### Instruction
In the data below, locate each line with the word "ylabel" and list it.

------------------------------------------------------------------------

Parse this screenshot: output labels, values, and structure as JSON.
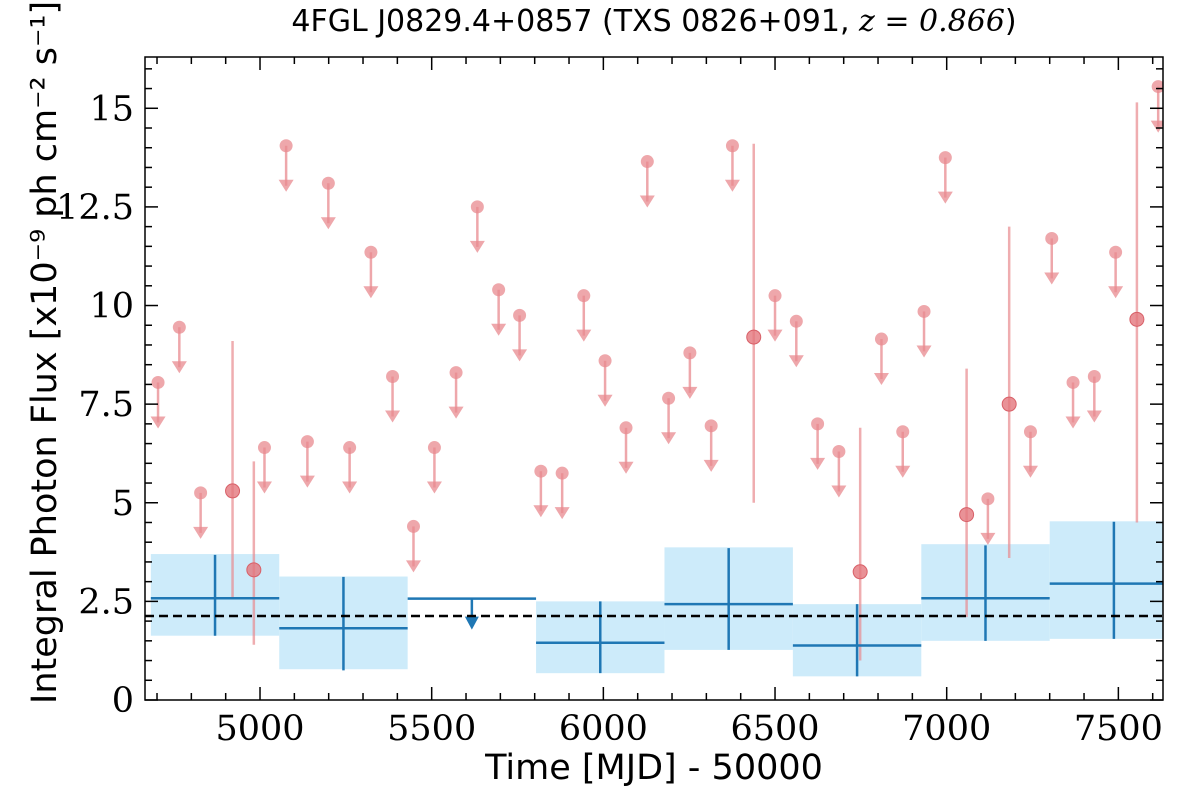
{
  "chart_data": {
    "type": "scatter",
    "title": {
      "main": "4FGL J0829.4+0857 (TXS 0826+091, ",
      "z": "z = 0.866",
      "close": ")"
    },
    "xlabel": "Time [MJD] - 50000",
    "ylabel": "Integral Photon Flux [x10⁻⁹ ph cm⁻² s⁻¹]",
    "xlim": [
      4665,
      7630
    ],
    "ylim": [
      0,
      16.3
    ],
    "x_ticks": [
      5000,
      5500,
      6000,
      6500,
      7000,
      7500
    ],
    "x_tick_labels": [
      "5000",
      "5500",
      "6000",
      "6500",
      "7000",
      "7500"
    ],
    "y_ticks": [
      0,
      2.5,
      5,
      7.5,
      10,
      12.5,
      15
    ],
    "y_tick_labels": [
      "0",
      "2.5",
      "5",
      "7.5",
      "10",
      "12.5",
      "15"
    ],
    "grid": false,
    "mean_flux_line": 2.13,
    "colors": {
      "short_bins": "#e88a8f",
      "long_bins": "#1f77b4",
      "long_bins_band": "#cdebfa",
      "mean_line": "#000000"
    },
    "series": [
      {
        "upper_limits": [
          {
            "x": 4703,
            "y": 8.05
          },
          {
            "x": 4765,
            "y": 9.45
          },
          {
            "x": 4827,
            "y": 5.25
          },
          {
            "x": 5013,
            "y": 6.4
          },
          {
            "x": 5076,
            "y": 14.05
          },
          {
            "x": 5138,
            "y": 6.55
          },
          {
            "x": 5199,
            "y": 13.1
          },
          {
            "x": 5261,
            "y": 6.4
          },
          {
            "x": 5323,
            "y": 11.35
          },
          {
            "x": 5386,
            "y": 8.2
          },
          {
            "x": 5447,
            "y": 4.4
          },
          {
            "x": 5508,
            "y": 6.4
          },
          {
            "x": 5571,
            "y": 8.3
          },
          {
            "x": 5633,
            "y": 12.5
          },
          {
            "x": 5695,
            "y": 10.4
          },
          {
            "x": 5756,
            "y": 9.75
          },
          {
            "x": 5818,
            "y": 5.8
          },
          {
            "x": 5880,
            "y": 5.75
          },
          {
            "x": 5943,
            "y": 10.25
          },
          {
            "x": 6005,
            "y": 8.6
          },
          {
            "x": 6066,
            "y": 6.9
          },
          {
            "x": 6128,
            "y": 13.65
          },
          {
            "x": 6190,
            "y": 7.65
          },
          {
            "x": 6252,
            "y": 8.8
          },
          {
            "x": 6314,
            "y": 6.95
          },
          {
            "x": 6376,
            "y": 14.05
          },
          {
            "x": 6500,
            "y": 10.25
          },
          {
            "x": 6562,
            "y": 9.6
          },
          {
            "x": 6624,
            "y": 7.0
          },
          {
            "x": 6686,
            "y": 6.3
          },
          {
            "x": 6810,
            "y": 9.15
          },
          {
            "x": 6872,
            "y": 6.8
          },
          {
            "x": 6934,
            "y": 9.85
          },
          {
            "x": 6996,
            "y": 13.75
          },
          {
            "x": 7120,
            "y": 5.1
          },
          {
            "x": 7244,
            "y": 6.8
          },
          {
            "x": 7306,
            "y": 11.7
          },
          {
            "x": 7368,
            "y": 8.05
          },
          {
            "x": 7430,
            "y": 8.2
          },
          {
            "x": 7492,
            "y": 11.35
          },
          {
            "x": 7616,
            "y": 15.55
          }
        ],
        "detections": [
          {
            "x": 4920,
            "y": 5.3,
            "ylo": 2.6,
            "yhi": 9.1
          },
          {
            "x": 4982,
            "y": 3.3,
            "ylo": 1.4,
            "yhi": 6.05
          },
          {
            "x": 6438,
            "y": 9.2,
            "ylo": 5.0,
            "yhi": 14.1
          },
          {
            "x": 6748,
            "y": 3.25,
            "ylo": 1.0,
            "yhi": 6.9
          },
          {
            "x": 7058,
            "y": 4.7,
            "ylo": 2.1,
            "yhi": 8.4
          },
          {
            "x": 7182,
            "y": 7.5,
            "ylo": 3.6,
            "yhi": 12.0
          },
          {
            "x": 7554,
            "y": 9.65,
            "ylo": 4.5,
            "yhi": 15.15
          }
        ]
      },
      {
        "bins": [
          {
            "x0": 4682,
            "x1": 5056,
            "xc": 4869,
            "y": 2.58,
            "ylo": 1.63,
            "yhi": 3.68,
            "blo": 1.63,
            "bhi": 3.7
          },
          {
            "x0": 5056,
            "x1": 5430,
            "xc": 5243,
            "y": 1.82,
            "ylo": 0.75,
            "yhi": 3.12,
            "blo": 0.78,
            "bhi": 3.13
          },
          {
            "x0": 5804,
            "x1": 6178,
            "xc": 5991,
            "y": 1.45,
            "ylo": 0.68,
            "yhi": 2.5,
            "blo": 0.68,
            "bhi": 2.5
          },
          {
            "x0": 6178,
            "x1": 6552,
            "xc": 6365,
            "y": 2.43,
            "ylo": 1.27,
            "yhi": 3.85,
            "blo": 1.27,
            "bhi": 3.87
          },
          {
            "x0": 6552,
            "x1": 6926,
            "xc": 6739,
            "y": 1.38,
            "ylo": 0.6,
            "yhi": 2.43,
            "blo": 0.6,
            "bhi": 2.43
          },
          {
            "x0": 6926,
            "x1": 7300,
            "xc": 7113,
            "y": 2.58,
            "ylo": 1.5,
            "yhi": 3.92,
            "blo": 1.5,
            "bhi": 3.95
          },
          {
            "x0": 7300,
            "x1": 7674,
            "xc": 7487,
            "y": 2.95,
            "ylo": 1.55,
            "yhi": 4.52,
            "blo": 1.55,
            "bhi": 4.53
          }
        ],
        "upper_limits": [
          {
            "x0": 5430,
            "x1": 5804,
            "xc": 5617,
            "y": 2.57
          }
        ]
      }
    ]
  }
}
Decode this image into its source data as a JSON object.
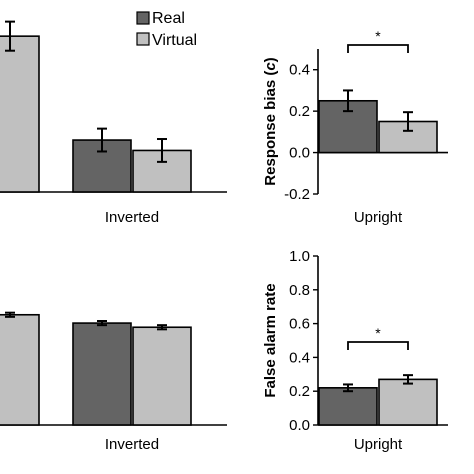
{
  "colors": {
    "real": "#646464",
    "virtual": "#c0c0c0",
    "axis": "#000000"
  },
  "legend": {
    "items": [
      {
        "label": "Real"
      },
      {
        "label": "Virtual"
      }
    ]
  },
  "chart_data": [
    {
      "panel": "top-left",
      "type": "bar",
      "categories": [
        "",
        "Inverted"
      ],
      "series": [
        {
          "name": "Real",
          "values": [
            null,
            1.0
          ],
          "errors": [
            null,
            0.22
          ]
        },
        {
          "name": "Virtual",
          "values": [
            3.0,
            0.8
          ],
          "errors": [
            0.28,
            0.22
          ]
        }
      ],
      "ylim": [
        0,
        3.6
      ]
    },
    {
      "panel": "top-right",
      "type": "bar",
      "categories": [
        "Upright"
      ],
      "series": [
        {
          "name": "Real",
          "values": [
            0.25
          ],
          "errors": [
            0.05
          ]
        },
        {
          "name": "Virtual",
          "values": [
            0.15
          ],
          "errors": [
            0.045
          ]
        }
      ],
      "ylabel": "Response bias (c)",
      "ylim": [
        -0.2,
        0.5
      ],
      "yticks": [
        "0.4",
        "0.2",
        "0.0",
        "-0.2"
      ],
      "significance": "*"
    },
    {
      "panel": "bottom-left",
      "type": "bar",
      "categories": [
        "",
        "Inverted"
      ],
      "series": [
        {
          "name": "Real",
          "values": [
            null,
            0.98
          ],
          "errors": [
            null,
            0.02
          ]
        },
        {
          "name": "Virtual",
          "values": [
            1.06,
            0.94
          ],
          "errors": [
            0.02,
            0.02
          ]
        }
      ],
      "ylim": [
        0,
        1.5
      ]
    },
    {
      "panel": "bottom-right",
      "type": "bar",
      "categories": [
        "Upright"
      ],
      "series": [
        {
          "name": "Real",
          "values": [
            0.22
          ],
          "errors": [
            0.02
          ]
        },
        {
          "name": "Virtual",
          "values": [
            0.27
          ],
          "errors": [
            0.025
          ]
        }
      ],
      "ylabel": "False alarm rate",
      "ylim": [
        0,
        1.0
      ],
      "yticks": [
        "1.0",
        "0.8",
        "0.6",
        "0.4",
        "0.2",
        "0.0"
      ],
      "significance": "*"
    }
  ]
}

------------------------------------------------------------------------

### Answer in full
    "ylabel": "Integral Photon Flux [x10⁻⁹ ph cm⁻² s⁻¹]",
      "ylabel": "Response bias (c)",
      "ylabel": "False alarm rate",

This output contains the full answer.